What you should do:
Work through the data line by line, gathering every line that has the word "August".

Extracted material:
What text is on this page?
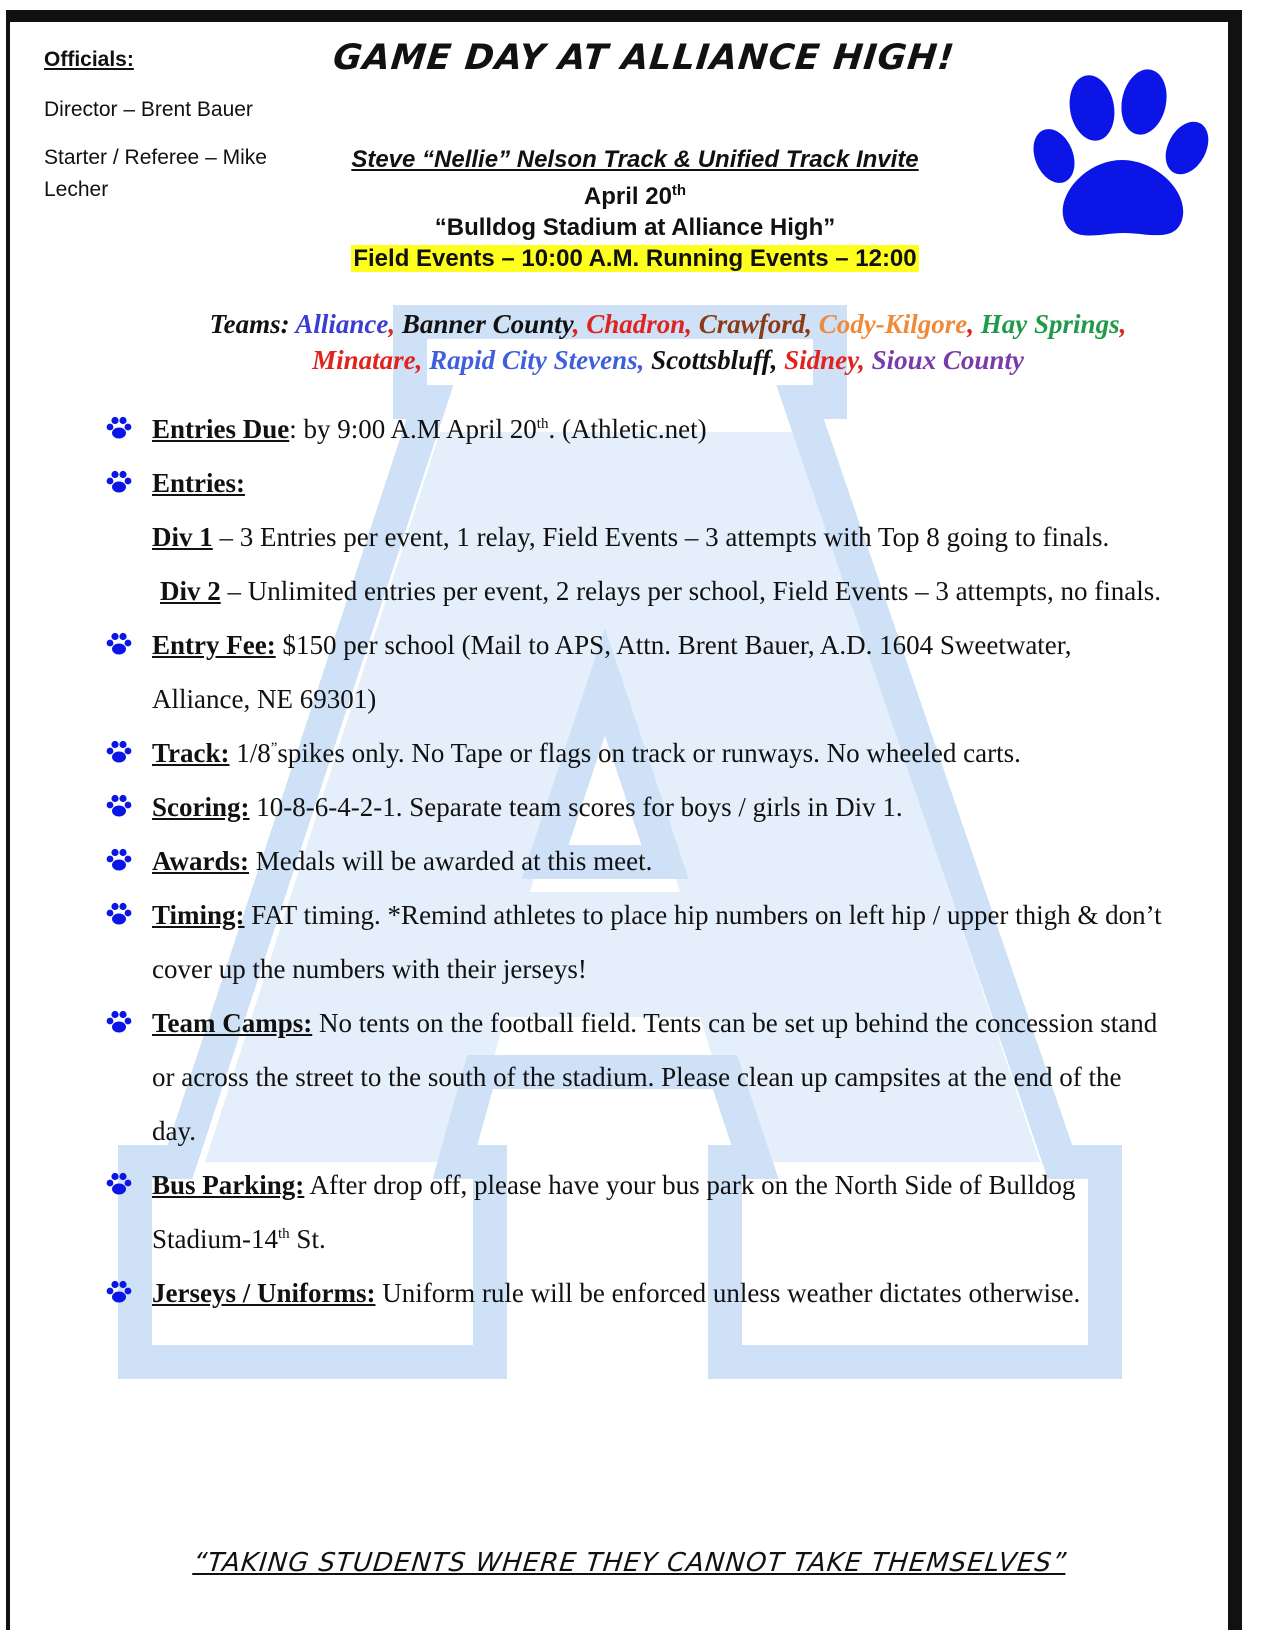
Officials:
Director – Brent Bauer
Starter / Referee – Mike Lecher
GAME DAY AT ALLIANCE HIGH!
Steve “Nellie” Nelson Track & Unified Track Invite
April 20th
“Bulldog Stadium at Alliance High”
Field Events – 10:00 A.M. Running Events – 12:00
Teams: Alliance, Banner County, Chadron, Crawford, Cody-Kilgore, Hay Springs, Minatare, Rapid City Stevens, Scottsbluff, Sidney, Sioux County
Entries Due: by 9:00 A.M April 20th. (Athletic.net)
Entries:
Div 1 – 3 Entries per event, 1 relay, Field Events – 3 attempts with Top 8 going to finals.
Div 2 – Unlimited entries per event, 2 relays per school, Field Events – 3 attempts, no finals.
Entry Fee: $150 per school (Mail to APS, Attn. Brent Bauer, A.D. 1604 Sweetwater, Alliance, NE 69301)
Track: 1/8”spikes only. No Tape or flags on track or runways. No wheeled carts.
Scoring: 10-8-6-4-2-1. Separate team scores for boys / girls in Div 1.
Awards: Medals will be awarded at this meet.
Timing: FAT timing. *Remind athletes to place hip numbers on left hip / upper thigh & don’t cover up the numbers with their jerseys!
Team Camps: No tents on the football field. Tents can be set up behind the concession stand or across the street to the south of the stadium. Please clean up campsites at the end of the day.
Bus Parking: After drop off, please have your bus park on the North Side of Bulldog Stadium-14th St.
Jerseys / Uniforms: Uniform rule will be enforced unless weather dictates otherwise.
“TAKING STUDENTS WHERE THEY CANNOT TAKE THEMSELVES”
...
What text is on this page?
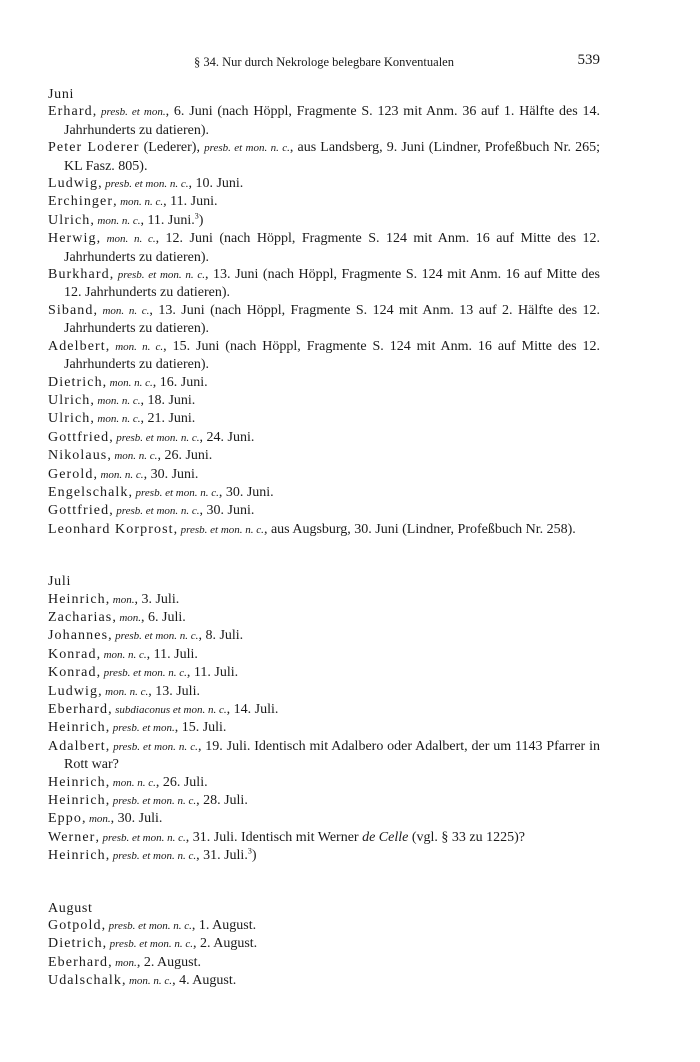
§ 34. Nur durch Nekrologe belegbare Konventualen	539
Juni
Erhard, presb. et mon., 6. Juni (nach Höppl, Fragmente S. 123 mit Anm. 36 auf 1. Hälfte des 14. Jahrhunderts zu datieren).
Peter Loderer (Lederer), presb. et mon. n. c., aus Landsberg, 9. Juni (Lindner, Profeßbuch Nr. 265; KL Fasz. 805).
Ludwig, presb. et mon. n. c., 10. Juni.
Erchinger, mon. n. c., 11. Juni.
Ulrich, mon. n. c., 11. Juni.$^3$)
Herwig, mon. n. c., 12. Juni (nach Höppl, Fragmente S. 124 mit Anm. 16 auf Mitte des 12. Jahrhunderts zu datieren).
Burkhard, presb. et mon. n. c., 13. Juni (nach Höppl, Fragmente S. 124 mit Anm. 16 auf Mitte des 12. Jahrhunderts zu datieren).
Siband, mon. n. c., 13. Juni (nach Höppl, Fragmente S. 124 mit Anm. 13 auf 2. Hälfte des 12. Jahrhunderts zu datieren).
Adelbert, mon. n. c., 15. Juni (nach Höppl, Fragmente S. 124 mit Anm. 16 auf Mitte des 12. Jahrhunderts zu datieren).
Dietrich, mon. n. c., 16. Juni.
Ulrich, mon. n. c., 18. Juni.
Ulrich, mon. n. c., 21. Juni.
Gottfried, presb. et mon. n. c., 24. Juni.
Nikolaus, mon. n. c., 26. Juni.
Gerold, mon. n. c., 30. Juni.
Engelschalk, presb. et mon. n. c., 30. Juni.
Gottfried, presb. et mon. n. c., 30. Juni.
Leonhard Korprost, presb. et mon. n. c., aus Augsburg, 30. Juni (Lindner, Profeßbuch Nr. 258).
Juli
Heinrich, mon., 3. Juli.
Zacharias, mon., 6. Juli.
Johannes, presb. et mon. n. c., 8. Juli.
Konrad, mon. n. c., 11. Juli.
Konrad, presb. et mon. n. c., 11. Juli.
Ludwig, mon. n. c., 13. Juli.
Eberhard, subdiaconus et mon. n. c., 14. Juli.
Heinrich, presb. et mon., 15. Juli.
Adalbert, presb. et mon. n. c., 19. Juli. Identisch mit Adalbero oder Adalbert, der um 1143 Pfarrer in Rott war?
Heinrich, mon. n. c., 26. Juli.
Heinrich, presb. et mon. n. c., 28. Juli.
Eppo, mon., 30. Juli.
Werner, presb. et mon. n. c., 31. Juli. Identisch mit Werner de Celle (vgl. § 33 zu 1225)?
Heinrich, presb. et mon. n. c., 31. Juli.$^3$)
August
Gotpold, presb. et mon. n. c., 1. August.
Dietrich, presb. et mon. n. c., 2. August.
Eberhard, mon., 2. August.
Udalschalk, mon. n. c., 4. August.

Reply:
August
Gotpold, presb. et mon. n. c., 1. August.
Dietrich, presb. et mon. n. c., 2. August.
Eberhard, mon., 2. August.
Udalschalk, mon. n. c., 4. August.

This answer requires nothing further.